▶ [Work required]: Write the data below out exactly as it stands. Do not include the pictures.

▶ [Input for this task]:
>>>
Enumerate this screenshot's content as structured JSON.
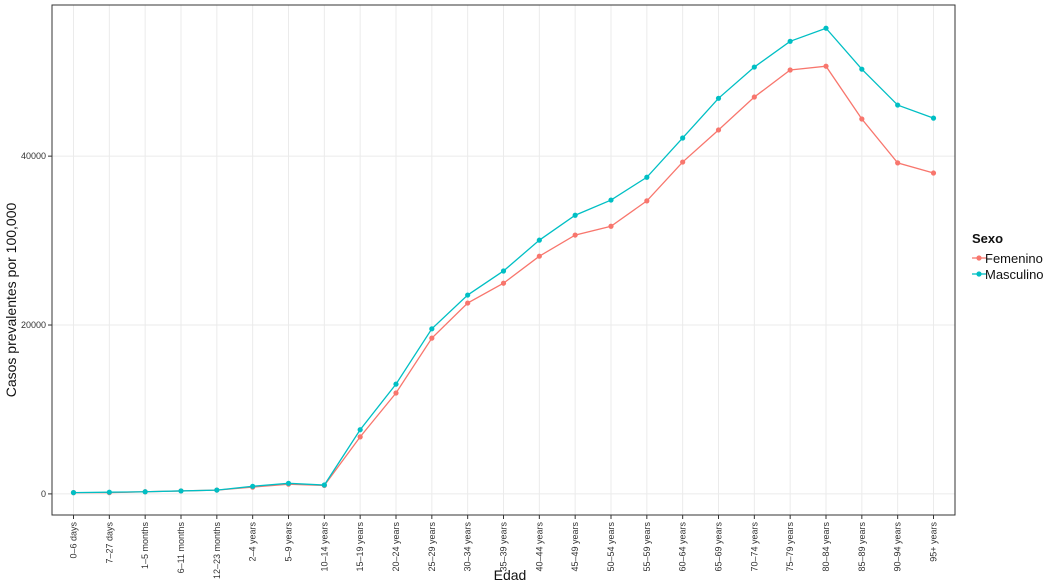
{
  "chart_data": {
    "type": "line",
    "x_label": "Edad",
    "y_label": "Casos prevalentes  por 100,000",
    "legend_title": "Sexo",
    "legend_position": "right",
    "grid": true,
    "categories": [
      "0–6 days",
      "7–27 days",
      "1–5 months",
      "6–11 months",
      "12–23 months",
      "2–4 years",
      "5–9 years",
      "10–14 years",
      "15–19 years",
      "20–24 years",
      "25–29 years",
      "30–34 years",
      "35–39 years",
      "40–44 years",
      "45–49 years",
      "50–54 years",
      "55–59 years",
      "60–64 years",
      "65–69 years",
      "70–74 years",
      "75–79 years",
      "80–84 years",
      "85–89 years",
      "90–94 years",
      "95+ years"
    ],
    "ylim": [
      -2500,
      57900
    ],
    "yticks": [
      0,
      20000,
      40000
    ],
    "series": [
      {
        "name": "Femenino",
        "color": "#F8766D",
        "values": [
          150,
          150,
          250,
          350,
          450,
          800,
          1150,
          1000,
          6750,
          11950,
          18450,
          22600,
          24950,
          28150,
          30650,
          31700,
          34700,
          39300,
          43100,
          47000,
          50200,
          50650,
          44400,
          39200,
          38000
        ]
      },
      {
        "name": "Masculino",
        "color": "#00BFC4",
        "values": [
          150,
          200,
          250,
          350,
          450,
          900,
          1250,
          1050,
          7600,
          13000,
          19550,
          23550,
          26400,
          30050,
          33000,
          34800,
          37500,
          42150,
          46850,
          50550,
          53600,
          55150,
          50300,
          46050,
          44500
        ]
      }
    ]
  }
}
<<<
▶ [Finished task]:
Enumerate this screenshot's content as structured JSON.
{
  "chart_data": {
    "type": "line",
    "x_label": "Edad",
    "y_label": "Casos prevalentes  por 100,000",
    "legend_title": "Sexo",
    "legend_position": "right",
    "grid": true,
    "categories": [
      "0–6 days",
      "7–27 days",
      "1–5 months",
      "6–11 months",
      "12–23 months",
      "2–4 years",
      "5–9 years",
      "10–14 years",
      "15–19 years",
      "20–24 years",
      "25–29 years",
      "30–34 years",
      "35–39 years",
      "40–44 years",
      "45–49 years",
      "50–54 years",
      "55–59 years",
      "60–64 years",
      "65–69 years",
      "70–74 years",
      "75–79 years",
      "80–84 years",
      "85–89 years",
      "90–94 years",
      "95+ years"
    ],
    "ylim": [
      -2500,
      57900
    ],
    "yticks": [
      0,
      20000,
      40000
    ],
    "series": [
      {
        "name": "Femenino",
        "color": "#F8766D",
        "values": [
          150,
          150,
          250,
          350,
          450,
          800,
          1150,
          1000,
          6750,
          11950,
          18450,
          22600,
          24950,
          28150,
          30650,
          31700,
          34700,
          39300,
          43100,
          47000,
          50200,
          50650,
          44400,
          39200,
          38000
        ]
      },
      {
        "name": "Masculino",
        "color": "#00BFC4",
        "values": [
          150,
          200,
          250,
          350,
          450,
          900,
          1250,
          1050,
          7600,
          13000,
          19550,
          23550,
          26400,
          30050,
          33000,
          34800,
          37500,
          42150,
          46850,
          50550,
          53600,
          55150,
          50300,
          46050,
          44500
        ]
      }
    ]
  }
}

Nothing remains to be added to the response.